A block of data:
________________________________________

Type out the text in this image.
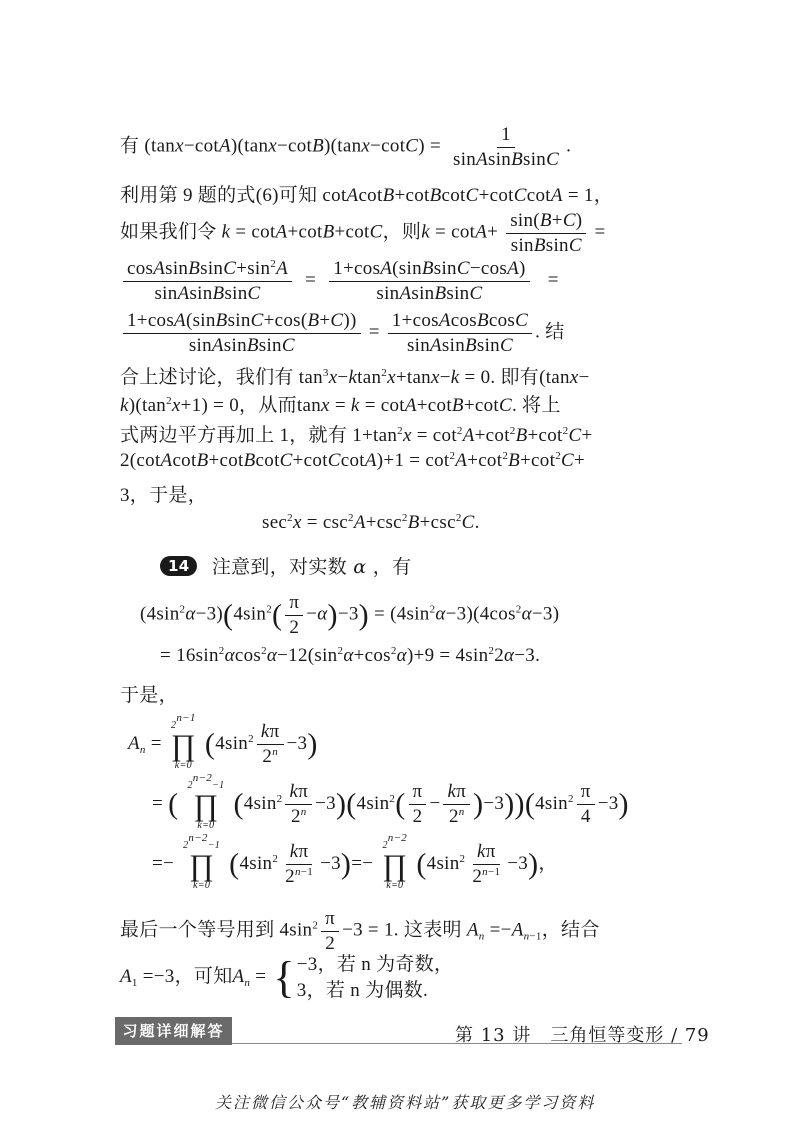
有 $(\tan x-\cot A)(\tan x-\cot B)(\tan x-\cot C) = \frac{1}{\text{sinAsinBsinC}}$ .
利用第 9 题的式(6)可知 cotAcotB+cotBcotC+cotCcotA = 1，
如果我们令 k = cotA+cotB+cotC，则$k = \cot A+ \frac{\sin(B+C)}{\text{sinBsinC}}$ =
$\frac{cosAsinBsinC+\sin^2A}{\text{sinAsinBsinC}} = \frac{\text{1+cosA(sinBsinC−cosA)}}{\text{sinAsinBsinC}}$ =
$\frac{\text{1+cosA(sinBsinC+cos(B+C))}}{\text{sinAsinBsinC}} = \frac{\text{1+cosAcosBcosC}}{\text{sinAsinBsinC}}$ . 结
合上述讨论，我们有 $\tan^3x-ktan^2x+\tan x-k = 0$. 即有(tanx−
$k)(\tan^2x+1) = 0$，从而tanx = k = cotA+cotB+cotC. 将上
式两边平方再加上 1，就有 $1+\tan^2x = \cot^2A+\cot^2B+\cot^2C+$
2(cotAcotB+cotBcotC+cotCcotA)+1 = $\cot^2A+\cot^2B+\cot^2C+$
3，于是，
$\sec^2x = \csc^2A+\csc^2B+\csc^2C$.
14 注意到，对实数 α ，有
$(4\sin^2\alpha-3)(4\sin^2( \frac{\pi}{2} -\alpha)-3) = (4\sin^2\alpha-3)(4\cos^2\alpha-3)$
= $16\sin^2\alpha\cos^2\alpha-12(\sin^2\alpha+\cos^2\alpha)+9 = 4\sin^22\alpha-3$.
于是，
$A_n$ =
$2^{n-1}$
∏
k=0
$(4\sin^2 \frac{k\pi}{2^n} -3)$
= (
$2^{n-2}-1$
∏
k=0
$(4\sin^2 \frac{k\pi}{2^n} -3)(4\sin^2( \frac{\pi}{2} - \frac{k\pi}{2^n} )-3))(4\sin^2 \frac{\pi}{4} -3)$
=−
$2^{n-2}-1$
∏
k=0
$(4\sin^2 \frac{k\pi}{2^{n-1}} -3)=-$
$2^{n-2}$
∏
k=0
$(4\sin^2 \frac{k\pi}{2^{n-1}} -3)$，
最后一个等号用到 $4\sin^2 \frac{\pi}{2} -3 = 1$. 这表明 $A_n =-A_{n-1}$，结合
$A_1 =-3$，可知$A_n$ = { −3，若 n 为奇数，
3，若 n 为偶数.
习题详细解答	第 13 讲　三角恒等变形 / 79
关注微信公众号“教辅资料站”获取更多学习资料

________________________________________

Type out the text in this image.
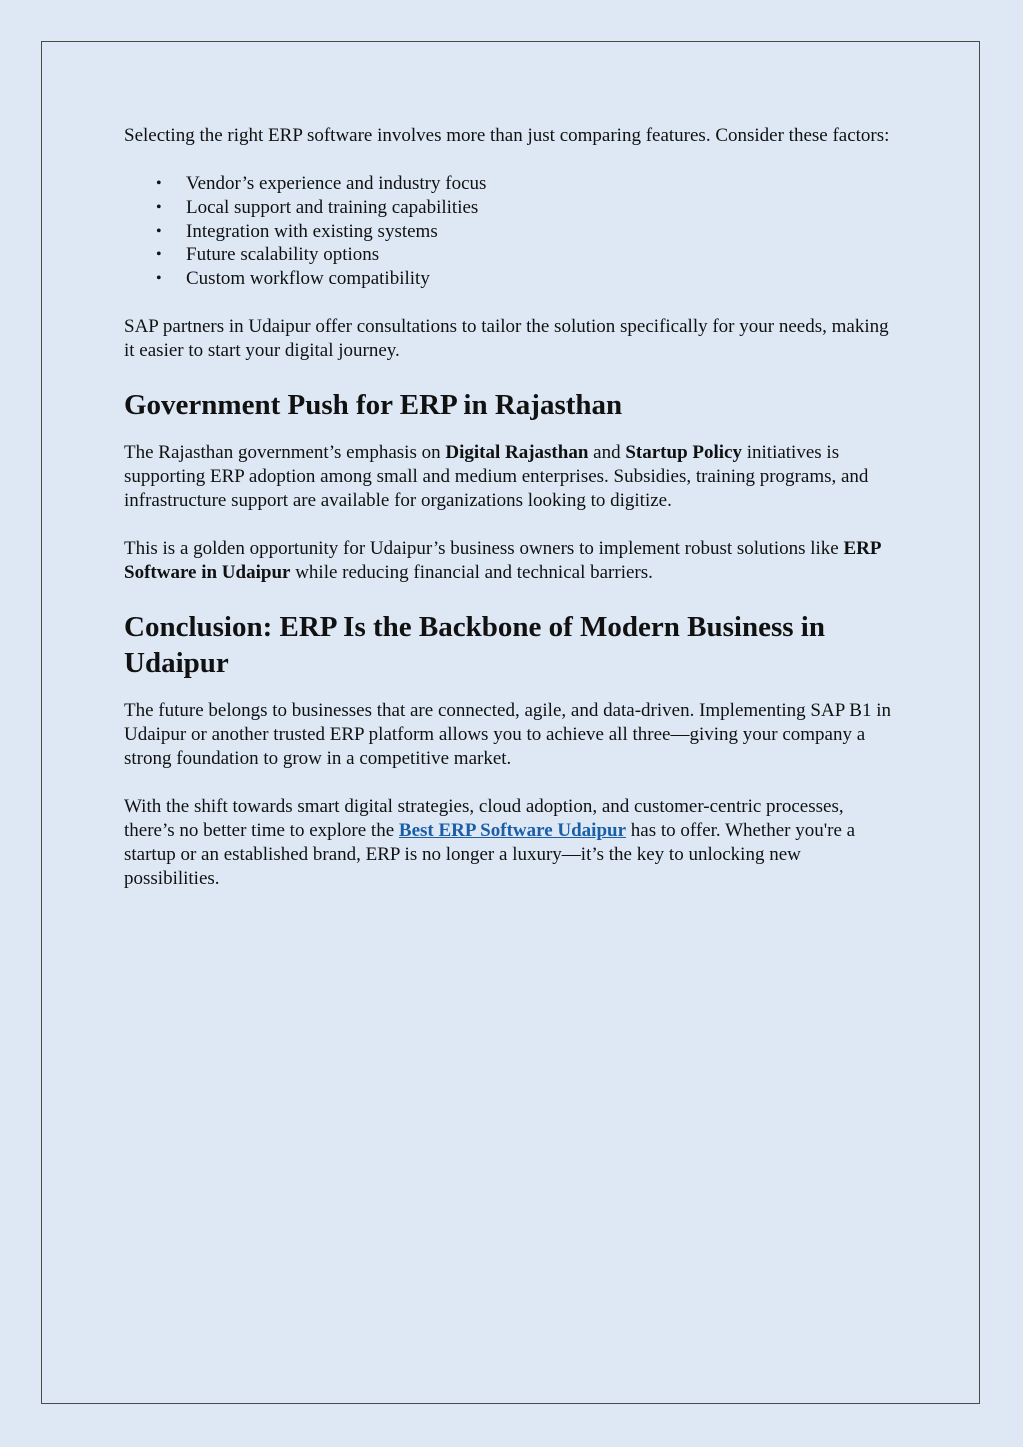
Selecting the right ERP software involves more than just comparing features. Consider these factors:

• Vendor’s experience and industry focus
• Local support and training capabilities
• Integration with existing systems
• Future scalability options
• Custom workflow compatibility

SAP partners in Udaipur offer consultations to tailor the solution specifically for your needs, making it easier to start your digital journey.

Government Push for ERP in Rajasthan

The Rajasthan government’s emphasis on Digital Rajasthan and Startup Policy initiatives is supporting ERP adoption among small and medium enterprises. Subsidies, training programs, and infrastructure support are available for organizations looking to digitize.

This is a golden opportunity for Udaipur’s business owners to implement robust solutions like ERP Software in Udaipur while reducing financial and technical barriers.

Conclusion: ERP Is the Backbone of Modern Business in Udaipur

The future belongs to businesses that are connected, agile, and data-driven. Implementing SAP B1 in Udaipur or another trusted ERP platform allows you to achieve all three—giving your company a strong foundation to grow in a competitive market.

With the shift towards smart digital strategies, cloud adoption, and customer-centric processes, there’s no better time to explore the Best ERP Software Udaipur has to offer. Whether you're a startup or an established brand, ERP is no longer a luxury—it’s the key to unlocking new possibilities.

________________________________________

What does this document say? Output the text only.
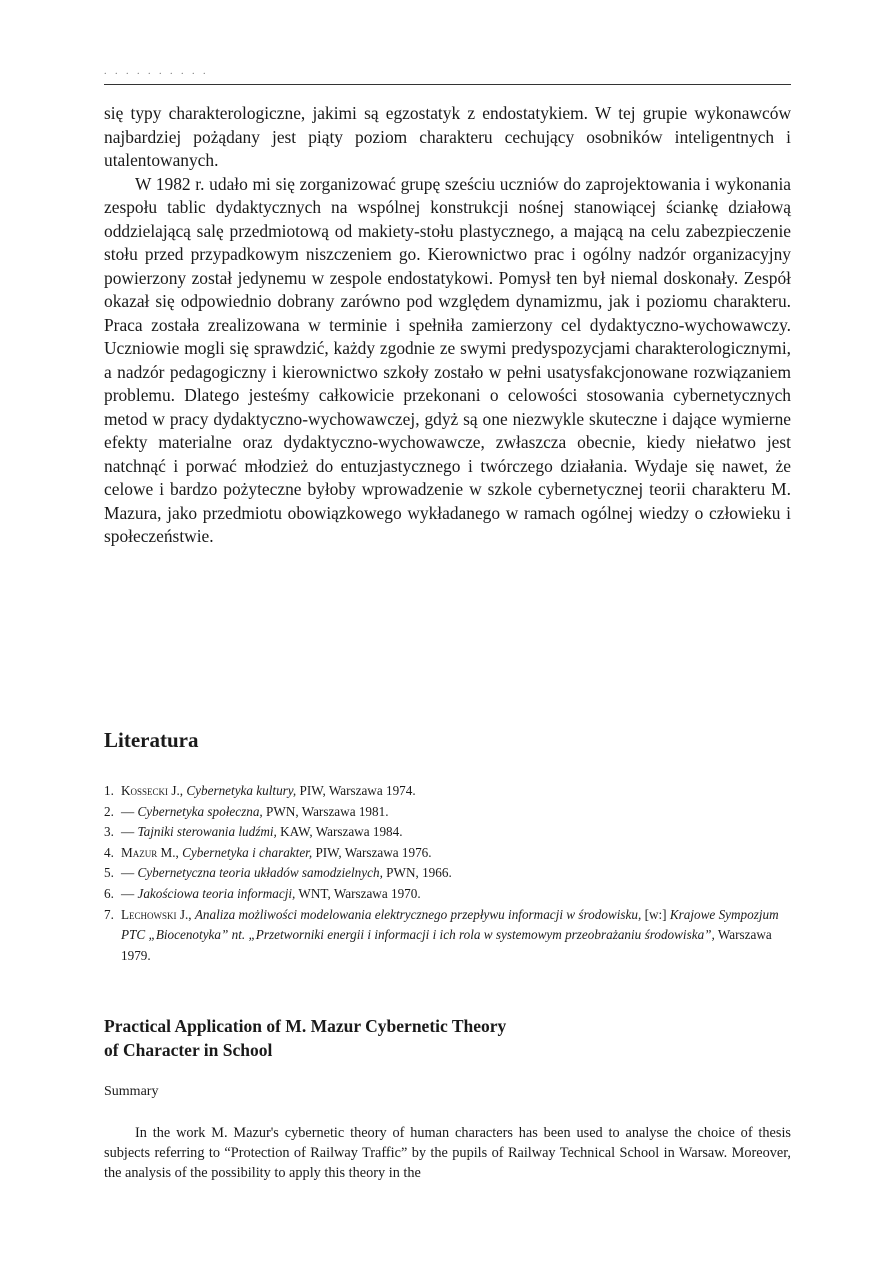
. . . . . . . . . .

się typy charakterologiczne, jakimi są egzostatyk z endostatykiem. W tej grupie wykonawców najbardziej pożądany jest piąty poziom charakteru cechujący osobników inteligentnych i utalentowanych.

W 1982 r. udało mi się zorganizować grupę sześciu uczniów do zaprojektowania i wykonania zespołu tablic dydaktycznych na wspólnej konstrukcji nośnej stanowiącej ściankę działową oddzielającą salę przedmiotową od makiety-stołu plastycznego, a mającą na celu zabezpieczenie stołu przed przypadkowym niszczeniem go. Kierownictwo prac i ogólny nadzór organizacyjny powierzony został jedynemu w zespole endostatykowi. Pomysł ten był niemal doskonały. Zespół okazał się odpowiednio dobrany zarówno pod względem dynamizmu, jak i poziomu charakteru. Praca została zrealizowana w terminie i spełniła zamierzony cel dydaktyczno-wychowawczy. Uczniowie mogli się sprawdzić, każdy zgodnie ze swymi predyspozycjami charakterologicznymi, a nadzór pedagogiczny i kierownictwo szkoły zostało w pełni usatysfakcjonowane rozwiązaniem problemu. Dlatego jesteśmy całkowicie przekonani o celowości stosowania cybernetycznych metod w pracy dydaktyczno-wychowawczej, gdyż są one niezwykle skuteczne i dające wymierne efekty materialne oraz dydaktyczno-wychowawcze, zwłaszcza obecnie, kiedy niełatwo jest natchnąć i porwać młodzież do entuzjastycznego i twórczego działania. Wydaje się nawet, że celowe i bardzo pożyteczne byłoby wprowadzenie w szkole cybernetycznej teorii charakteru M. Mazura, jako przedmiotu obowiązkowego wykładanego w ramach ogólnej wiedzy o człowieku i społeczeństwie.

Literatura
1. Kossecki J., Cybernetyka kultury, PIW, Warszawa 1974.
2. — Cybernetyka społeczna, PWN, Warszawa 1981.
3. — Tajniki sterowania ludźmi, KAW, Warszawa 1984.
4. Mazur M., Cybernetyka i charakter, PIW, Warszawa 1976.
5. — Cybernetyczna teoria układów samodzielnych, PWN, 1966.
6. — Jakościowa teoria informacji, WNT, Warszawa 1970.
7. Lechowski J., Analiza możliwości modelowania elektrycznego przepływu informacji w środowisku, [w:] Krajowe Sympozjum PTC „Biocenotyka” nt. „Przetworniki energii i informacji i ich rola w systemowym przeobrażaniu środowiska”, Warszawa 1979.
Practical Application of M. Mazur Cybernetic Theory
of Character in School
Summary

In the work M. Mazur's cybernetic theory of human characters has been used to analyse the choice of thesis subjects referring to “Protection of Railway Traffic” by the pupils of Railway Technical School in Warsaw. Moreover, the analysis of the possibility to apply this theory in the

________________________________________

* **WHAT THIS TASK INVOLVES**: Look through the data above. Find each line with the string "Warszawa" and copy it.

* **RESULT**:
1. Kossecki J., Cybernetyka kultury, PIW, Warszawa 1974.
2. — Cybernetyka społeczna, PWN, Warszawa 1981.
3. — Tajniki sterowania ludźmi, KAW, Warszawa 1984.
4. Mazur M., Cybernetyka i charakter, PIW, Warszawa 1976.
6. — Jakościowa teoria informacji, WNT, Warszawa 1970.
7. Lechowski J., Analiza możliwości modelowania elektrycznego przepływu informacji w środowisku, [w:] Krajowe Sympozjum PTC „Biocenotyka” nt. „Przetworniki energii i informacji i ich rola w systemowym przeobrażaniu środowiska”, Warszawa 1979.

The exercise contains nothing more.